→ **WHAT NEEDS TO BE DONE**: Find and return each line containing "μέσο".

--- begin RECORDS PROVIDED ---

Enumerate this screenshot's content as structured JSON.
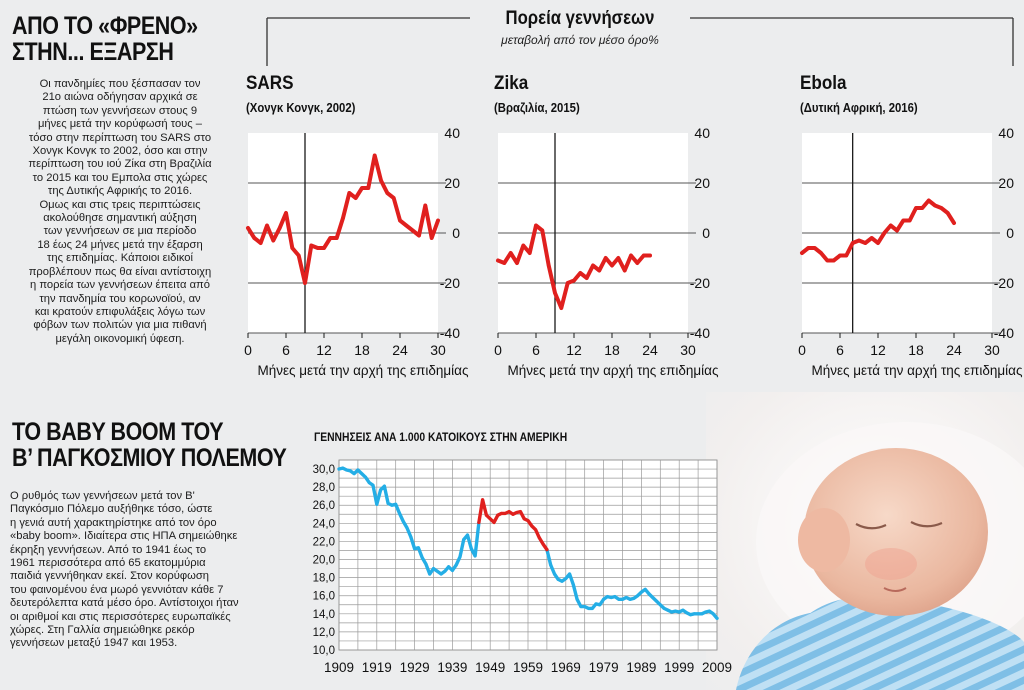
{
  "top_section": {
    "title_line1": "ΑΠΟ ΤΟ «ΦΡΕΝΟ»",
    "title_line2": "ΣΤΗΝ... ΕΞΑΡΣΗ",
    "paragraph_lines": [
      "Οι πανδημίες που ξέσπασαν τον",
      "21ο αιώνα οδήγησαν αρχικά σε",
      "πτώση των γεννήσεων στους 9",
      "μήνες μετά την κορύφωσή τους –",
      "τόσο στην περίπτωση του SARS στο",
      "Χονγκ Κονγκ το 2002, όσο και στην",
      "περίπτωση του ιού Ζίκα στη Βραζιλία",
      "το 2015 και του Εμπολα στις χώρες",
      "της Δυτικής Αφρικής το 2016.",
      "Ομως και στις τρεις περιπτώσεις",
      "ακολούθησε σημαντική αύξηση",
      "των γεννήσεων σε μια περίοδο",
      "18 έως 24 μήνες μετά την έξαρση",
      "της επιδημίας. Κάποιοι ειδικοί",
      "προβλέπουν πως θα είναι αντίστοιχη",
      "η πορεία των γεννήσεων έπειτα από",
      "την πανδημία του κορωνοϊού, αν",
      "και κρατούν επιφυλάξεις λόγω των",
      "φόβων των πολιτών για μια πιθανή",
      "μεγάλη οικονομική ύφεση."
    ]
  },
  "header": {
    "title": "Πορεία γεννήσεων",
    "subtitle": "μεταβολή από τον μέσο όρο%"
  },
  "bottom_section": {
    "title_line1": "ΤΟ BABY BOOM ΤΟΥ",
    "title_line2": "Β’ ΠΑΓΚΟΣΜΙΟΥ ΠΟΛΕΜΟΥ",
    "paragraph_lines": [
      "Ο ρυθμός των γεννήσεων μετά τον Β'",
      "Παγκόσμιο Πόλεμο αυξήθηκε τόσο, ώστε",
      "η γενιά αυτή χαρακτηρίστηκε από τον όρο",
      "«baby boom». Ιδιαίτερα στις ΗΠΑ σημειώθηκε",
      "έκρηξη γεννήσεων. Από το 1941 έως το",
      "1961 περισσότερα από 65 εκατομμύρια",
      "παιδιά γεννήθηκαν εκεί. Στον κορύφωση",
      "του φαινομένου ένα μωρό γεννιόταν κάθε 7",
      "δευτερόλεπτα κατά μέσο όρο. Αντίστοιχοι ήταν",
      "οι αριθμοί και στις περισσότερες ευρωπαϊκές",
      "χώρες. Στη Γαλλία σημειώθηκε ρεκόρ",
      "γεννήσεων μεταξύ 1947 και 1953."
    ]
  },
  "colors": {
    "red_line": "#e0201e",
    "blue_line": "#24aee6",
    "axis": "#1a1a1a",
    "grid_top": "#555555",
    "grid_bottom": "#9a9a9a",
    "background": "#ecedee",
    "chart_bg": "#ffffff"
  },
  "chart_data": [
    {
      "type": "line",
      "title": "SARS",
      "subtitle": "(Χονγκ Κονγκ, 2002)",
      "xlabel": "Μήνες μετά την αρχή της επιδημίας",
      "ylabel": "",
      "xlim": [
        0,
        30
      ],
      "ylim": [
        -40,
        40
      ],
      "x_ticks": [
        0,
        6,
        12,
        18,
        24,
        30
      ],
      "y_ticks": [
        40,
        20,
        0,
        -20,
        -40
      ],
      "event_month": 9,
      "x": [
        0,
        1,
        2,
        3,
        4,
        5,
        6,
        7,
        8,
        9,
        10,
        11,
        12,
        13,
        14,
        15,
        16,
        17,
        18,
        19,
        20,
        21,
        22,
        23,
        24,
        25,
        26,
        27,
        28,
        29,
        30
      ],
      "values": [
        2,
        -2,
        -4,
        3,
        -3,
        2,
        8,
        -6,
        -9,
        -20,
        -5,
        -6,
        -6,
        -2,
        -2,
        6,
        16,
        14,
        18,
        18,
        31,
        21,
        16,
        14,
        5,
        3,
        1,
        -1,
        11,
        -2,
        5
      ]
    },
    {
      "type": "line",
      "title": "Zika",
      "subtitle": "(Βραζιλία, 2015)",
      "xlabel": "Μήνες μετά την αρχή της επιδημίας",
      "ylabel": "",
      "xlim": [
        0,
        30
      ],
      "ylim": [
        -40,
        40
      ],
      "x_ticks": [
        0,
        6,
        12,
        18,
        24,
        30
      ],
      "y_ticks": [
        40,
        20,
        0,
        -20,
        -40
      ],
      "event_month": 9,
      "x": [
        0,
        1,
        2,
        3,
        4,
        5,
        6,
        7,
        8,
        9,
        10,
        11,
        12,
        13,
        14,
        15,
        16,
        17,
        18,
        19,
        20,
        21,
        22,
        23,
        24
      ],
      "values": [
        -11,
        -12,
        -8,
        -12,
        -5,
        -8,
        3,
        1,
        -13,
        -24,
        -30,
        -20,
        -19,
        -16,
        -18,
        -13,
        -15,
        -10,
        -13,
        -10,
        -15,
        -9,
        -12,
        -9,
        -9
      ]
    },
    {
      "type": "line",
      "title": "Ebola",
      "subtitle": "(Δυτική Αφρική, 2016)",
      "xlabel": "Μήνες μετά την αρχή της επιδημίας",
      "ylabel": "",
      "xlim": [
        0,
        30
      ],
      "ylim": [
        -40,
        40
      ],
      "x_ticks": [
        0,
        6,
        12,
        18,
        24,
        30
      ],
      "y_ticks": [
        40,
        20,
        0,
        -20,
        -40
      ],
      "event_month": 8,
      "x": [
        0,
        1,
        2,
        3,
        4,
        5,
        6,
        7,
        8,
        9,
        10,
        11,
        12,
        13,
        14,
        15,
        16,
        17,
        18,
        19,
        20,
        21,
        22,
        23,
        24
      ],
      "values": [
        -8,
        -6,
        -6,
        -8,
        -11,
        -11,
        -9,
        -9,
        -4,
        -3,
        -4,
        -2,
        -4,
        0,
        3,
        1,
        5,
        5,
        10,
        10,
        13,
        11,
        10,
        8,
        4
      ]
    },
    {
      "type": "line",
      "title": "ΓΕΝΝΗΣΕΙΣ ΑΝΑ 1.000 ΚΑΤΟΙΚΟΥΣ ΣΤΗΝ ΑΜΕΡΙΚΗ",
      "xlabel": "",
      "ylabel": "",
      "xlim": [
        1909,
        2009
      ],
      "ylim": [
        10,
        31
      ],
      "x_ticks": [
        1909,
        1919,
        1929,
        1939,
        1949,
        1959,
        1969,
        1979,
        1989,
        1999,
        2009
      ],
      "y_ticks": [
        10.0,
        12.0,
        14.0,
        16.0,
        18.0,
        20.0,
        22.0,
        24.0,
        26.0,
        28.0,
        30.0
      ],
      "y_tick_labels": [
        "10,0",
        "12,0",
        "14,0",
        "16,0",
        "18,0",
        "20,0",
        "22,0",
        "24,0",
        "26,0",
        "28,0",
        "30,0"
      ],
      "highlight_range": [
        1946,
        1964
      ],
      "series": [
        {
          "name": "Γεννήσεις ανά 1.000 κατοίκους",
          "x": [
            1909,
            1910,
            1911,
            1912,
            1913,
            1914,
            1915,
            1916,
            1917,
            1918,
            1919,
            1920,
            1921,
            1922,
            1923,
            1924,
            1925,
            1926,
            1927,
            1928,
            1929,
            1930,
            1931,
            1932,
            1933,
            1934,
            1935,
            1936,
            1937,
            1938,
            1939,
            1940,
            1941,
            1942,
            1943,
            1944,
            1945,
            1946,
            1947,
            1948,
            1949,
            1950,
            1951,
            1952,
            1953,
            1954,
            1955,
            1956,
            1957,
            1958,
            1959,
            1960,
            1961,
            1962,
            1963,
            1964,
            1965,
            1966,
            1967,
            1968,
            1969,
            1970,
            1971,
            1972,
            1973,
            1974,
            1975,
            1976,
            1977,
            1978,
            1979,
            1980,
            1981,
            1982,
            1983,
            1984,
            1985,
            1986,
            1987,
            1988,
            1989,
            1990,
            1991,
            1992,
            1993,
            1994,
            1995,
            1996,
            1997,
            1998,
            1999,
            2000,
            2001,
            2002,
            2003,
            2004,
            2005,
            2006,
            2007,
            2008,
            2009
          ],
          "values": [
            30.0,
            30.1,
            29.9,
            29.8,
            29.5,
            29.9,
            29.5,
            29.1,
            28.5,
            28.2,
            26.1,
            27.7,
            28.1,
            26.2,
            26.0,
            26.1,
            25.1,
            24.2,
            23.5,
            22.5,
            21.2,
            21.3,
            20.2,
            19.5,
            18.4,
            19.0,
            18.7,
            18.4,
            18.7,
            19.2,
            18.8,
            19.4,
            20.3,
            22.2,
            22.7,
            21.2,
            20.4,
            24.1,
            26.6,
            24.9,
            24.5,
            24.1,
            24.9,
            25.1,
            25.1,
            25.3,
            25.0,
            25.2,
            25.3,
            24.5,
            24.3,
            23.7,
            23.3,
            22.4,
            21.7,
            21.1,
            19.4,
            18.4,
            17.8,
            17.6,
            17.9,
            18.4,
            17.2,
            15.6,
            14.8,
            14.8,
            14.6,
            14.6,
            15.1,
            15.0,
            15.6,
            15.9,
            15.8,
            15.9,
            15.6,
            15.6,
            15.8,
            15.6,
            15.7,
            16.0,
            16.4,
            16.7,
            16.2,
            15.8,
            15.4,
            15.0,
            14.6,
            14.4,
            14.2,
            14.3,
            14.2,
            14.4,
            14.1,
            13.9,
            14.0,
            14.0,
            14.0,
            14.2,
            14.3,
            14.0,
            13.5
          ]
        }
      ]
    }
  ]
}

--- end RECORDS PROVIDED ---

→ **SOLUTION**:
    "subtitle": "μεταβολή από τον μέσο όρο%"
      "δευτερόλεπτα κατά μέσο όρο. Αντίστοιχοι ήταν",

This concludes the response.